### PASSAGE PROVIDED
....
Where you'll encounter it

If you've ever taken Aleve for a sprained ankle or a tension headache, you've taken 220 mg of naproxen sodium — the salt form because it dissolves and absorbs faster than the free acid. Pharmacy techs see naproxen in two main contexts: the OTC blue-and-white tablets and the prescription 500 mg generics that rheumatologists hand out for osteoarthritis flares. In the medicinal chemistry lab, the compound is one of the standard teaching examples for chiral resolution because the historical Syntex route, the modern asymmetric hydrogenation, and the lipase-mediated kinetic resolution all give different ee values that students can compare by chiral HPLC. Anyone who has worked emergency medicine has also seen the downside — long-term naproxen users showing up with melena from a NSAID-induced gastric bleed, particularly elderly patients on it for chronic arthritis pain.

Common Uses

  • Over-the-counter analgesic for headache, dental pain, and menstrual cramps
  • Prescription anti-inflammatory for osteoarthritis and rheumatoid arthritis flares
  • Acute gout treatment at 750 mg loading then 250 mg q8h until resolved
  • Antipyretic for adult fever (preferred over aspirin in dengue-endemic regions)
....
### LISTED RECORDS
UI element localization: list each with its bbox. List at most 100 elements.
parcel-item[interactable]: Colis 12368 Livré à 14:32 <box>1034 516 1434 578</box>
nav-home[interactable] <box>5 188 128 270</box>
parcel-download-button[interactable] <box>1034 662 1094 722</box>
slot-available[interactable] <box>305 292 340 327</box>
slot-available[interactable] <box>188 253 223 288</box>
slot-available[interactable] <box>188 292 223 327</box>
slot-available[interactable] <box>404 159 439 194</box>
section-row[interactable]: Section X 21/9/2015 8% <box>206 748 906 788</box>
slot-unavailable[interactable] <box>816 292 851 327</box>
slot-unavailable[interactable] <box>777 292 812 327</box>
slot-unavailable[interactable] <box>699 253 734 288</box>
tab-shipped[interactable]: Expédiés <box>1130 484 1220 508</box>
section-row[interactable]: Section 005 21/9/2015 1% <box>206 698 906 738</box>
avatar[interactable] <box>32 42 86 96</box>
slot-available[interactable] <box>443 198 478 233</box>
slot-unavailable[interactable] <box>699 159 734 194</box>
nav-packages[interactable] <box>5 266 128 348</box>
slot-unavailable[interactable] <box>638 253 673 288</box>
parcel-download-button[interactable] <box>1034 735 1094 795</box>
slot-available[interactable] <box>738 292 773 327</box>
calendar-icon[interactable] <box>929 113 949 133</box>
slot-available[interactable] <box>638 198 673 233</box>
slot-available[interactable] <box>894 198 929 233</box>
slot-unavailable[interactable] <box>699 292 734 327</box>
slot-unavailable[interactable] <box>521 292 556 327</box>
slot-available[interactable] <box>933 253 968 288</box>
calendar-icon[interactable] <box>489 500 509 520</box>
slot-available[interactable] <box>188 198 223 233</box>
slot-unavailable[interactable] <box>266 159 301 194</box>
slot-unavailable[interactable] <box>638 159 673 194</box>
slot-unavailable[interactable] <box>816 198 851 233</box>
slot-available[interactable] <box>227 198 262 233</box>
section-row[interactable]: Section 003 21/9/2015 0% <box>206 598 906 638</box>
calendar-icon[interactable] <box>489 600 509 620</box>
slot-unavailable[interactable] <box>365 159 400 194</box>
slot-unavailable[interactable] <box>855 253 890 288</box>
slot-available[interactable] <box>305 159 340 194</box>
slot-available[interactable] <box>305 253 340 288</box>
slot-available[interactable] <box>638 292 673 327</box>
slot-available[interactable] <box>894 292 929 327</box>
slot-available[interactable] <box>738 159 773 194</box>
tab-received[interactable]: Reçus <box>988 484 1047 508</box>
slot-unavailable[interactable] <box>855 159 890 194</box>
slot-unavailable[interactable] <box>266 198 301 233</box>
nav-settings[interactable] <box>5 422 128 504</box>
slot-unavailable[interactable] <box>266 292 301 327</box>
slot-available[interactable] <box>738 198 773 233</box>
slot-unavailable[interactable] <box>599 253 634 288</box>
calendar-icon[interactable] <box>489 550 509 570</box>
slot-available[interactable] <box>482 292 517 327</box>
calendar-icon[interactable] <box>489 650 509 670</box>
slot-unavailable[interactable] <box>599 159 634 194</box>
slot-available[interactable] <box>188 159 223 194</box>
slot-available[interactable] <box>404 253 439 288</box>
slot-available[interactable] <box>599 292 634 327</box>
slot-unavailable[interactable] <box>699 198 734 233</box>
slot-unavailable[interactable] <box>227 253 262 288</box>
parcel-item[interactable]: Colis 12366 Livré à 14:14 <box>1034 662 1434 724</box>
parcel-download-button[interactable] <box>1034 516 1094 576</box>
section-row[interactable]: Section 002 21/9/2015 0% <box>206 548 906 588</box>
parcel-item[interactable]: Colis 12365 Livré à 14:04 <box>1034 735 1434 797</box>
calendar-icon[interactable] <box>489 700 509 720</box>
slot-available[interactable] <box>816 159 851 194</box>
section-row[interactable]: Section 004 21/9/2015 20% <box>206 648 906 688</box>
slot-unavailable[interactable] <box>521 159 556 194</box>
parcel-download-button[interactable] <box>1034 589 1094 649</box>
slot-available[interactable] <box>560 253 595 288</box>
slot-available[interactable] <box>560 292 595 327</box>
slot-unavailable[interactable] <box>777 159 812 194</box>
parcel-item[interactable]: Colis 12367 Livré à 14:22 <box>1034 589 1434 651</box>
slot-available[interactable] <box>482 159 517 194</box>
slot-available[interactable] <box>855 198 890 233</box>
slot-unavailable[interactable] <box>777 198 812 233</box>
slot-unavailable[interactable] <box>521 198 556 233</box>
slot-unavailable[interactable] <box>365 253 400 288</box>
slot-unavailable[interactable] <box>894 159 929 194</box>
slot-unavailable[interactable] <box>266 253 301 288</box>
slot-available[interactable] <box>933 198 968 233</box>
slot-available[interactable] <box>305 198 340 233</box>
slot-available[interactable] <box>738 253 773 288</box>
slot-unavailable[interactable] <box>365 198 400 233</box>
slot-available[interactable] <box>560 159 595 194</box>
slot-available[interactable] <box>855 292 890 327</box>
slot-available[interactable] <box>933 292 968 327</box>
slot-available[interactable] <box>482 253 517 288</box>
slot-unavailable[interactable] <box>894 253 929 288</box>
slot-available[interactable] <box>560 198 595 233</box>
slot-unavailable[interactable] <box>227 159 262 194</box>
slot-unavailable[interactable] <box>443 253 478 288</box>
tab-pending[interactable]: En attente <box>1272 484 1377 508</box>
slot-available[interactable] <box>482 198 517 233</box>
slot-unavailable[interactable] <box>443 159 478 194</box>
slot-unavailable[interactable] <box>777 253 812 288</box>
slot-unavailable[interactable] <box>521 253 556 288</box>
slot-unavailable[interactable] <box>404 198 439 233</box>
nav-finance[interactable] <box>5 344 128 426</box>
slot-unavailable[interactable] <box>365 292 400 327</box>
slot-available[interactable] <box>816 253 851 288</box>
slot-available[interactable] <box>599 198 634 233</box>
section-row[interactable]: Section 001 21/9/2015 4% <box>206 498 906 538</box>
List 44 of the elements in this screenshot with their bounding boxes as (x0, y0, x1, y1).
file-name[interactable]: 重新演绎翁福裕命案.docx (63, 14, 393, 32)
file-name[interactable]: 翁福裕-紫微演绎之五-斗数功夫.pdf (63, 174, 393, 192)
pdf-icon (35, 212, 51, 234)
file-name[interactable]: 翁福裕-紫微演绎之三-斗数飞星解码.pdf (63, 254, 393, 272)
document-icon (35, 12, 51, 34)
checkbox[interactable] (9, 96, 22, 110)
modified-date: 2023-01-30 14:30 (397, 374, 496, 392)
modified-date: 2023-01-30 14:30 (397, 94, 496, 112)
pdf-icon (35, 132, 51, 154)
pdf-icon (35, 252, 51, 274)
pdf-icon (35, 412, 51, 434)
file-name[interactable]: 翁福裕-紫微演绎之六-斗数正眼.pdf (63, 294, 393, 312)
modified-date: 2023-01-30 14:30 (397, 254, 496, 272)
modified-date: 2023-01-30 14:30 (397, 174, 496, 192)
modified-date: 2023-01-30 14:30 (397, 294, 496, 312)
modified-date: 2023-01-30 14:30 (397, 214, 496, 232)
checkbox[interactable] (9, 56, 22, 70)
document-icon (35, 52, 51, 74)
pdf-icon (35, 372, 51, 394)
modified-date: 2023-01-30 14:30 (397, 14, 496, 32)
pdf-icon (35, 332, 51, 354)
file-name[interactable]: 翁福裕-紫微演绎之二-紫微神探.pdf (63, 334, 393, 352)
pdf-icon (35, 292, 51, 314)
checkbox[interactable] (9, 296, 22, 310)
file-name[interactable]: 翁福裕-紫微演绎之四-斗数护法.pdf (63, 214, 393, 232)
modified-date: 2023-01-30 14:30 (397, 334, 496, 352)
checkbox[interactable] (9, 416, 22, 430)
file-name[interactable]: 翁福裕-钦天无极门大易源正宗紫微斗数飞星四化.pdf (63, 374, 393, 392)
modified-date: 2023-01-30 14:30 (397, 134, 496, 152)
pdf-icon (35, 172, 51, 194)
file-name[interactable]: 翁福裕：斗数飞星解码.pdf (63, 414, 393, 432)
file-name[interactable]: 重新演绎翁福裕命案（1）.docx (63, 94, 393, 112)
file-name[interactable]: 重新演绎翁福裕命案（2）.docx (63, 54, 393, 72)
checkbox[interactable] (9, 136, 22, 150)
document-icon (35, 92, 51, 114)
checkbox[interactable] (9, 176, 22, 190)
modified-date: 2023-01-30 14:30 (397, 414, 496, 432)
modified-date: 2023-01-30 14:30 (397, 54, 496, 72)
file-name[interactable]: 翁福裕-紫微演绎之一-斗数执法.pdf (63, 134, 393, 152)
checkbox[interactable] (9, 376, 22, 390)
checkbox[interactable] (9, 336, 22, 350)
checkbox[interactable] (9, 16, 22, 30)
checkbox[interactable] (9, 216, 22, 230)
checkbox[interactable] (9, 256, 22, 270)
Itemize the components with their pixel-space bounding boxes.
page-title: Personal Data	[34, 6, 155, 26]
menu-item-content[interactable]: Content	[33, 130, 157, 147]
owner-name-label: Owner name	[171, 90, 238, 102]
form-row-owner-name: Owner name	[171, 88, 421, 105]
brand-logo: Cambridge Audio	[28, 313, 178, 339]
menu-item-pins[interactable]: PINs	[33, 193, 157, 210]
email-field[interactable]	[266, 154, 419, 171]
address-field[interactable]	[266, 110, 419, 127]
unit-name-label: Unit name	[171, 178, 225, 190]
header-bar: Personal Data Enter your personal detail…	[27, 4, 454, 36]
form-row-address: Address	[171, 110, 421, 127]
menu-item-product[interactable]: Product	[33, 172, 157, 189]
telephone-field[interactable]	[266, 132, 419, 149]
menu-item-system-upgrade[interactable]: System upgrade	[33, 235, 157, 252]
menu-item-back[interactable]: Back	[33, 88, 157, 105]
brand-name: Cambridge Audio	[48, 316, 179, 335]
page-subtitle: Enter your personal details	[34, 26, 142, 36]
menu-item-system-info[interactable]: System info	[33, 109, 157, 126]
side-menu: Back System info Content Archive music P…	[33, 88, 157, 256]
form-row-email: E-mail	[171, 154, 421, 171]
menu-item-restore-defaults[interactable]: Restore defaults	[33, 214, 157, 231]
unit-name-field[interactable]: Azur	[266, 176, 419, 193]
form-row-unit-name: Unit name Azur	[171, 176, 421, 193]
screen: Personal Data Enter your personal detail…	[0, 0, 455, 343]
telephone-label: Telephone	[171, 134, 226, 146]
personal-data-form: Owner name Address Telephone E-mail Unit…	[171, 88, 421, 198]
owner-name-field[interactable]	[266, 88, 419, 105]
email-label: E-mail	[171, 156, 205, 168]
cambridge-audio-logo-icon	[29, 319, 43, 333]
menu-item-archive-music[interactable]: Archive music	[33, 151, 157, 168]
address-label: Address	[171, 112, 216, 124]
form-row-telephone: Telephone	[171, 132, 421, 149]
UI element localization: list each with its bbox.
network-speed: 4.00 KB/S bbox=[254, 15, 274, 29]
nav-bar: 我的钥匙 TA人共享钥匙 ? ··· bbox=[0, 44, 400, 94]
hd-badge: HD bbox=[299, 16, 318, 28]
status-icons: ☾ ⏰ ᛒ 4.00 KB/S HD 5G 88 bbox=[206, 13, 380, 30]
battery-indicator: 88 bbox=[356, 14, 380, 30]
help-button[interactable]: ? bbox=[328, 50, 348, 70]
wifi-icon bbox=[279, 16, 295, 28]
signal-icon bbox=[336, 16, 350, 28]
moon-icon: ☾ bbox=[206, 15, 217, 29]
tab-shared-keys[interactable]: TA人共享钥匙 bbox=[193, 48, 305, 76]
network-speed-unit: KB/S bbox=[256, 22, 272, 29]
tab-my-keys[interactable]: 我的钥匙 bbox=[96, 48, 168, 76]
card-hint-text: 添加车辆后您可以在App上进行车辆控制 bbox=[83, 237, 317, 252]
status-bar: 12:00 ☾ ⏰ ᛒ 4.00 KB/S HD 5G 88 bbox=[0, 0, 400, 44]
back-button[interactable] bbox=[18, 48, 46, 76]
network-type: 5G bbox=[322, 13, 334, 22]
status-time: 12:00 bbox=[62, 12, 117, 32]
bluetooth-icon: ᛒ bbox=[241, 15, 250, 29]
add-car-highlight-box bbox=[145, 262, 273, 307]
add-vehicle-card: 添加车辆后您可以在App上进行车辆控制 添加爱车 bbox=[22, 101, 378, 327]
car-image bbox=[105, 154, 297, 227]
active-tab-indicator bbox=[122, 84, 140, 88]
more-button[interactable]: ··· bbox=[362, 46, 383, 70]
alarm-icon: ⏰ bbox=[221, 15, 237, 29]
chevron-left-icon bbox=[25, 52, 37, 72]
....
### YOUR GOAL
Print the full naproxen passage from above word for word, including its headings and bulleted lines.

### SOLUTION
Where you'll encounter it

If you've ever taken Aleve for a sprained ankle or a tension headache, you've taken 220 mg of naproxen sodium — the salt form because it dissolves and absorbs faster than the free acid. Pharmacy techs see naproxen in two main contexts: the OTC blue-and-white tablets and the prescription 500 mg generics that rheumatologists hand out for osteoarthritis flares. In the medicinal chemistry lab, the compound is one of the standard teaching examples for chiral resolution because the historical Syntex route, the modern asymmetric hydrogenation, and the lipase-mediated kinetic resolution all give different ee values that students can compare by chiral HPLC. Anyone who has worked emergency medicine has also seen the downside — long-term naproxen users showing up with melena from a NSAID-induced gastric bleed, particularly elderly patients on it for chronic arthritis pain.

Common Uses

  • Over-the-counter analgesic for headache, dental pain, and menstrual cramps
  • Prescription anti-inflammatory for osteoarthritis and rheumatoid arthritis flares
  • Acute gout treatment at 750 mg loading then 250 mg q8h until resolved
  • Antipyretic for adult fever (preferred over aspirin in dengue-endemic regions)